--- start Input material ---

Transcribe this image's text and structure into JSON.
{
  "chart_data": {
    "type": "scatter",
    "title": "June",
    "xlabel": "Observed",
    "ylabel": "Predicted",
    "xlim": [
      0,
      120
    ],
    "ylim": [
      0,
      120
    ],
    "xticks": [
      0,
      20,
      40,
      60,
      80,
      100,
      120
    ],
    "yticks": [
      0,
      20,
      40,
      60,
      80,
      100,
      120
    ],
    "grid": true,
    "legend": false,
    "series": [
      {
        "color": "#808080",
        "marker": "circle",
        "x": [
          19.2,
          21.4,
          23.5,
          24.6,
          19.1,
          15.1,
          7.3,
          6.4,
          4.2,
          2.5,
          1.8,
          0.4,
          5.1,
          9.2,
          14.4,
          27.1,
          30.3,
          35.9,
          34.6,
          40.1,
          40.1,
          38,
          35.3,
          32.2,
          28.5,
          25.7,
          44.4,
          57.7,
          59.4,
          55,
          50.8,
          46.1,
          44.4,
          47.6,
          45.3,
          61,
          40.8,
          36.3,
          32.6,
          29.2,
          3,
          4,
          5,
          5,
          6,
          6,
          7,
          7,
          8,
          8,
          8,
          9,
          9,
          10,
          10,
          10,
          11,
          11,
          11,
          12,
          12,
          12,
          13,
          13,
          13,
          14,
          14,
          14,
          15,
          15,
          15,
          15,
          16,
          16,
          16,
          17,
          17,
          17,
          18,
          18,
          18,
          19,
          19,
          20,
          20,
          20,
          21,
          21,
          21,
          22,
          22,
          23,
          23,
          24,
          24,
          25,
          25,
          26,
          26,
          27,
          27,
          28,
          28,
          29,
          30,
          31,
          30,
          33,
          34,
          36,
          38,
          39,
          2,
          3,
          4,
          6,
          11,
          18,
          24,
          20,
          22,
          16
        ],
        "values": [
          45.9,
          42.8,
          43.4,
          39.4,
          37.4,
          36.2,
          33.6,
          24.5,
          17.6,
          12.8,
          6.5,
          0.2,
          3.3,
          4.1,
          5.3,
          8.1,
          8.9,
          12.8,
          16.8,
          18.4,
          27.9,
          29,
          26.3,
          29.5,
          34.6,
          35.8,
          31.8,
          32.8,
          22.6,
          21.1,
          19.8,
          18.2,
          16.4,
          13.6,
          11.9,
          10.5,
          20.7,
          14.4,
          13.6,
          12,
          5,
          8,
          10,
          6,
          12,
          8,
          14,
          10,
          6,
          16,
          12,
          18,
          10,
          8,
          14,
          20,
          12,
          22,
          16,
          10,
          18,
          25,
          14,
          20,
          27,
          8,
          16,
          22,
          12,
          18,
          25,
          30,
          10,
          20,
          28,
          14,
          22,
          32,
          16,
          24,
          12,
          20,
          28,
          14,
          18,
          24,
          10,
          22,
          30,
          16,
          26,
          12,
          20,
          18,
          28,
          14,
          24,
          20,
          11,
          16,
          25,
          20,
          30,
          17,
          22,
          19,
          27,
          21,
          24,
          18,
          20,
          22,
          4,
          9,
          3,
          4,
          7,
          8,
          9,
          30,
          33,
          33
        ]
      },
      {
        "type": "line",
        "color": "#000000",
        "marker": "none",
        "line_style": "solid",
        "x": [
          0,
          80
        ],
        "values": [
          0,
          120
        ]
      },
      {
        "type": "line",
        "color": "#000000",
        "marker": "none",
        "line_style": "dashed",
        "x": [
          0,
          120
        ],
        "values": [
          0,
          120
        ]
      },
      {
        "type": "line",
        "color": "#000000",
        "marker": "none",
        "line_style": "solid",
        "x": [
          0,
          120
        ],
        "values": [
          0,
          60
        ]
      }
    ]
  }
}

--- end Input material ---

§ **Directions**
Every entry must be retyped in full, exactly as given.

§ **Finished task**
Transcribe this image's text and structure into JSON.
{
  "chart_data": {
    "type": "scatter",
    "title": "June",
    "xlabel": "Observed",
    "ylabel": "Predicted",
    "xlim": [
      0,
      120
    ],
    "ylim": [
      0,
      120
    ],
    "xticks": [
      0,
      20,
      40,
      60,
      80,
      100,
      120
    ],
    "yticks": [
      0,
      20,
      40,
      60,
      80,
      100,
      120
    ],
    "grid": true,
    "legend": false,
    "series": [
      {
        "color": "#808080",
        "marker": "circle",
        "x": [
          19.2,
          21.4,
          23.5,
          24.6,
          19.1,
          15.1,
          7.3,
          6.4,
          4.2,
          2.5,
          1.8,
          0.4,
          5.1,
          9.2,
          14.4,
          27.1,
          30.3,
          35.9,
          34.6,
          40.1,
          40.1,
          38,
          35.3,
          32.2,
          28.5,
          25.7,
          44.4,
          57.7,
          59.4,
          55,
          50.8,
          46.1,
          44.4,
          47.6,
          45.3,
          61,
          40.8,
          36.3,
          32.6,
          29.2,
          3,
          4,
          5,
          5,
          6,
          6,
          7,
          7,
          8,
          8,
          8,
          9,
          9,
          10,
          10,
          10,
          11,
          11,
          11,
          12,
          12,
          12,
          13,
          13,
          13,
          14,
          14,
          14,
          15,
          15,
          15,
          15,
          16,
          16,
          16,
          17,
          17,
          17,
          18,
          18,
          18,
          19,
          19,
          20,
          20,
          20,
          21,
          21,
          21,
          22,
          22,
          23,
          23,
          24,
          24,
          25,
          25,
          26,
          26,
          27,
          27,
          28,
          28,
          29,
          30,
          31,
          30,
          33,
          34,
          36,
          38,
          39,
          2,
          3,
          4,
          6,
          11,
          18,
          24,
          20,
          22,
          16
        ],
        "values": [
          45.9,
          42.8,
          43.4,
          39.4,
          37.4,
          36.2,
          33.6,
          24.5,
          17.6,
          12.8,
          6.5,
          0.2,
          3.3,
          4.1,
          5.3,
          8.1,
          8.9,
          12.8,
          16.8,
          18.4,
          27.9,
          29,
          26.3,
          29.5,
          34.6,
          35.8,
          31.8,
          32.8,
          22.6,
          21.1,
          19.8,
          18.2,
          16.4,
          13.6,
          11.9,
          10.5,
          20.7,
          14.4,
          13.6,
          12,
          5,
          8,
          10,
          6,
          12,
          8,
          14,
          10,
          6,
          16,
          12,
          18,
          10,
          8,
          14,
          20,
          12,
          22,
          16,
          10,
          18,
          25,
          14,
          20,
          27,
          8,
          16,
          22,
          12,
          18,
          25,
          30,
          10,
          20,
          28,
          14,
          22,
          32,
          16,
          24,
          12,
          20,
          28,
          14,
          18,
          24,
          10,
          22,
          30,
          16,
          26,
          12,
          20,
          18,
          28,
          14,
          24,
          20,
          11,
          16,
          25,
          20,
          30,
          17,
          22,
          19,
          27,
          21,
          24,
          18,
          20,
          22,
          4,
          9,
          3,
          4,
          7,
          8,
          9,
          30,
          33,
          33
        ]
      },
      {
        "type": "line",
        "color": "#000000",
        "marker": "none",
        "line_style": "solid",
        "x": [
          0,
          80
        ],
        "values": [
          0,
          120
        ]
      },
      {
        "type": "line",
        "color": "#000000",
        "marker": "none",
        "line_style": "dashed",
        "x": [
          0,
          120
        ],
        "values": [
          0,
          120
        ]
      },
      {
        "type": "line",
        "color": "#000000",
        "marker": "none",
        "line_style": "solid",
        "x": [
          0,
          120
        ],
        "values": [
          0,
          60
        ]
      }
    ]
  }
}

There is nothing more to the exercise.